----- The data -----

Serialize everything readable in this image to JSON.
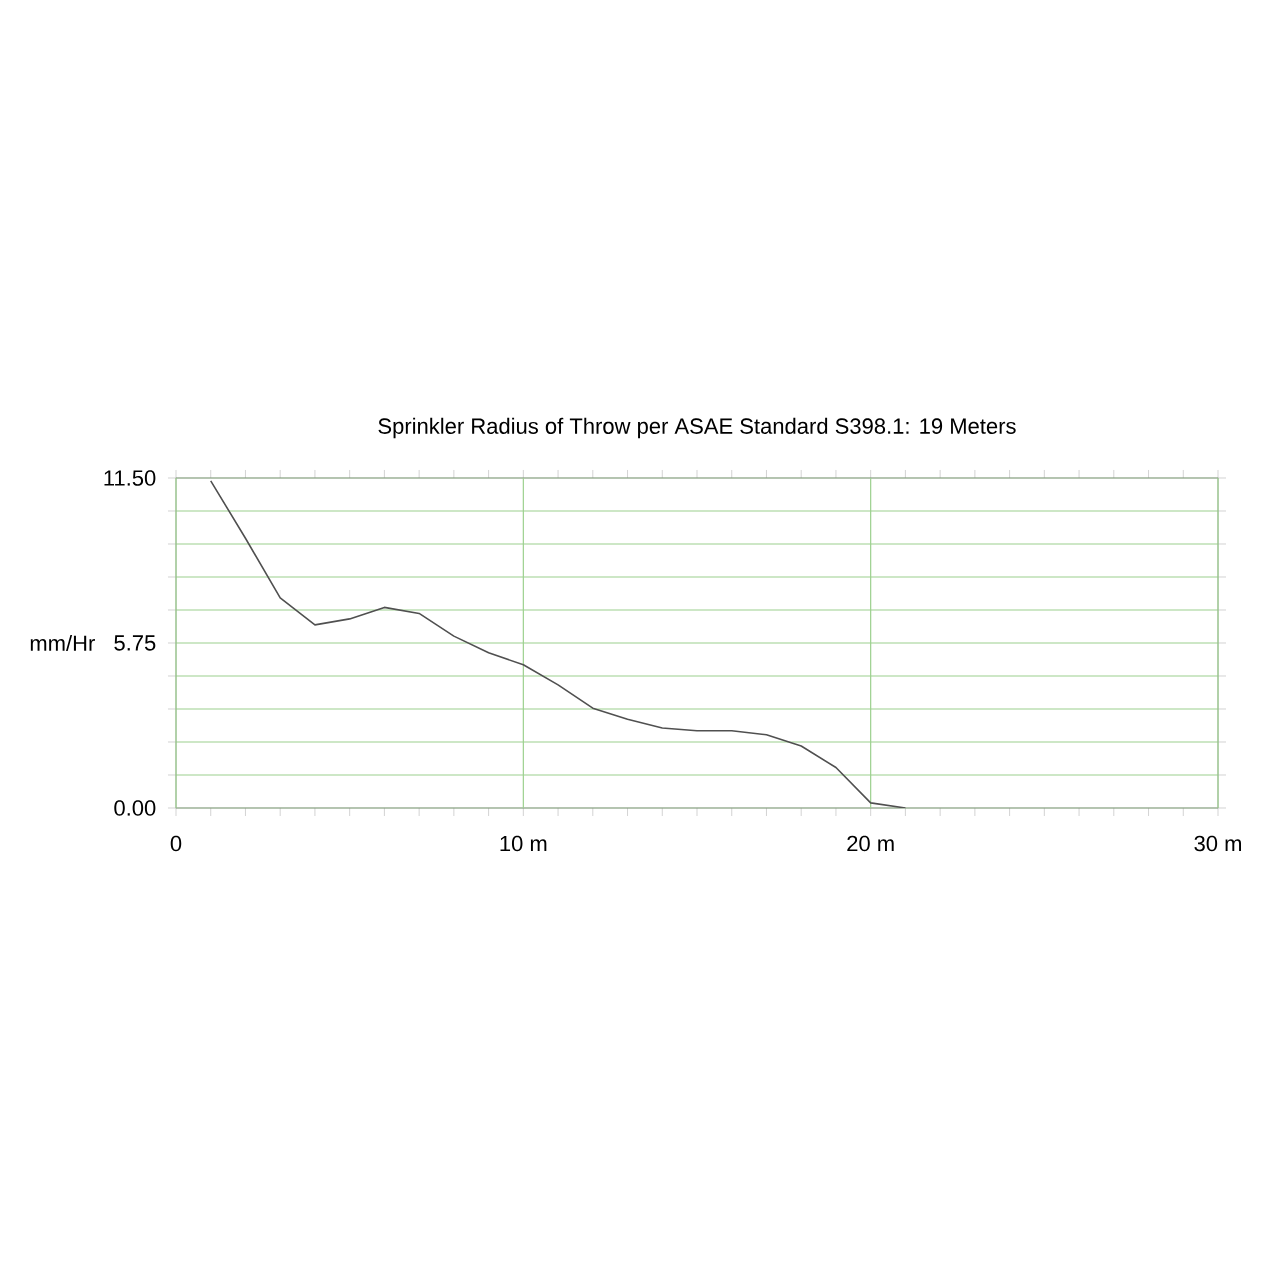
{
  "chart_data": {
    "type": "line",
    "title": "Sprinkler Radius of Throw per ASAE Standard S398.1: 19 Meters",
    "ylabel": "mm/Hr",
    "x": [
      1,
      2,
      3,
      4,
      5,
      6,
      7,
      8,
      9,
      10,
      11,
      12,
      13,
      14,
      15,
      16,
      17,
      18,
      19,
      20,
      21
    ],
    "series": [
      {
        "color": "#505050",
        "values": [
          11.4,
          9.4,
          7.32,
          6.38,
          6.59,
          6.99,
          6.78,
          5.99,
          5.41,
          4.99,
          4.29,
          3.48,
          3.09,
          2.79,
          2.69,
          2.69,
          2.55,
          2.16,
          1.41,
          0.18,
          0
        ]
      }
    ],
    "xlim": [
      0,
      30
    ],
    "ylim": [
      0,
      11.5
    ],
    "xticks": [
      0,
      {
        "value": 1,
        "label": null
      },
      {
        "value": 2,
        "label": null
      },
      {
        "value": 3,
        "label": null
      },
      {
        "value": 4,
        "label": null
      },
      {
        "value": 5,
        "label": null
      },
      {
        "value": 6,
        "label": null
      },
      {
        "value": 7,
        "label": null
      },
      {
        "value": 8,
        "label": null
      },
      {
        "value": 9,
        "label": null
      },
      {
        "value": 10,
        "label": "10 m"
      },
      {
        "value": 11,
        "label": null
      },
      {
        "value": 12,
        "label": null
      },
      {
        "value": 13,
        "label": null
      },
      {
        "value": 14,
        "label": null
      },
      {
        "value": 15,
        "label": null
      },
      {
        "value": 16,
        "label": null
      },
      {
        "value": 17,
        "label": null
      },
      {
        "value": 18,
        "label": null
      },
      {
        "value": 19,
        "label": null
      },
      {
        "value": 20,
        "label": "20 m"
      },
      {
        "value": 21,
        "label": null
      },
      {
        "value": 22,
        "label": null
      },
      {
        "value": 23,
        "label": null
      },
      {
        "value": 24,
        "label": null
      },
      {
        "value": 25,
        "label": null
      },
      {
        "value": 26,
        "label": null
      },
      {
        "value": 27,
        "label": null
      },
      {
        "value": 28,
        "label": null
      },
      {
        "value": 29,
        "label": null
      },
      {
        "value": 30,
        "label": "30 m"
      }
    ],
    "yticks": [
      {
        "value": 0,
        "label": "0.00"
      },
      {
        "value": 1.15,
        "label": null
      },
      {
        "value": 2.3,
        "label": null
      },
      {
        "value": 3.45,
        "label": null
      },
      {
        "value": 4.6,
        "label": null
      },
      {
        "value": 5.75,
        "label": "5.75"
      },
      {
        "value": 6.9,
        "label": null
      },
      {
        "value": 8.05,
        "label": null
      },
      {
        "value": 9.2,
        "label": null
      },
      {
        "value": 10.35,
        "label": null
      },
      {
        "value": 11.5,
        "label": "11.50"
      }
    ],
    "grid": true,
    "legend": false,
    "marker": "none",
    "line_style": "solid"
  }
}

-----

• [Stated task]: Using the material above, return every line exactly as it appears, minus the pictures.

• [Exercise response]:
Serialize everything readable in this image to JSON.
{
  "chart_data": {
    "type": "line",
    "title": "Sprinkler Radius of Throw per ASAE Standard S398.1: 19 Meters",
    "ylabel": "mm/Hr",
    "x": [
      1,
      2,
      3,
      4,
      5,
      6,
      7,
      8,
      9,
      10,
      11,
      12,
      13,
      14,
      15,
      16,
      17,
      18,
      19,
      20,
      21
    ],
    "series": [
      {
        "color": "#505050",
        "values": [
          11.4,
          9.4,
          7.32,
          6.38,
          6.59,
          6.99,
          6.78,
          5.99,
          5.41,
          4.99,
          4.29,
          3.48,
          3.09,
          2.79,
          2.69,
          2.69,
          2.55,
          2.16,
          1.41,
          0.18,
          0
        ]
      }
    ],
    "xlim": [
      0,
      30
    ],
    "ylim": [
      0,
      11.5
    ],
    "xticks": [
      0,
      {
        "value": 1,
        "label": null
      },
      {
        "value": 2,
        "label": null
      },
      {
        "value": 3,
        "label": null
      },
      {
        "value": 4,
        "label": null
      },
      {
        "value": 5,
        "label": null
      },
      {
        "value": 6,
        "label": null
      },
      {
        "value": 7,
        "label": null
      },
      {
        "value": 8,
        "label": null
      },
      {
        "value": 9,
        "label": null
      },
      {
        "value": 10,
        "label": "10 m"
      },
      {
        "value": 11,
        "label": null
      },
      {
        "value": 12,
        "label": null
      },
      {
        "value": 13,
        "label": null
      },
      {
        "value": 14,
        "label": null
      },
      {
        "value": 15,
        "label": null
      },
      {
        "value": 16,
        "label": null
      },
      {
        "value": 17,
        "label": null
      },
      {
        "value": 18,
        "label": null
      },
      {
        "value": 19,
        "label": null
      },
      {
        "value": 20,
        "label": "20 m"
      },
      {
        "value": 21,
        "label": null
      },
      {
        "value": 22,
        "label": null
      },
      {
        "value": 23,
        "label": null
      },
      {
        "value": 24,
        "label": null
      },
      {
        "value": 25,
        "label": null
      },
      {
        "value": 26,
        "label": null
      },
      {
        "value": 27,
        "label": null
      },
      {
        "value": 28,
        "label": null
      },
      {
        "value": 29,
        "label": null
      },
      {
        "value": 30,
        "label": "30 m"
      }
    ],
    "yticks": [
      {
        "value": 0,
        "label": "0.00"
      },
      {
        "value": 1.15,
        "label": null
      },
      {
        "value": 2.3,
        "label": null
      },
      {
        "value": 3.45,
        "label": null
      },
      {
        "value": 4.6,
        "label": null
      },
      {
        "value": 5.75,
        "label": "5.75"
      },
      {
        "value": 6.9,
        "label": null
      },
      {
        "value": 8.05,
        "label": null
      },
      {
        "value": 9.2,
        "label": null
      },
      {
        "value": 10.35,
        "label": null
      },
      {
        "value": 11.5,
        "label": "11.50"
      }
    ],
    "grid": true,
    "legend": false,
    "marker": "none",
    "line_style": "solid"
  }
}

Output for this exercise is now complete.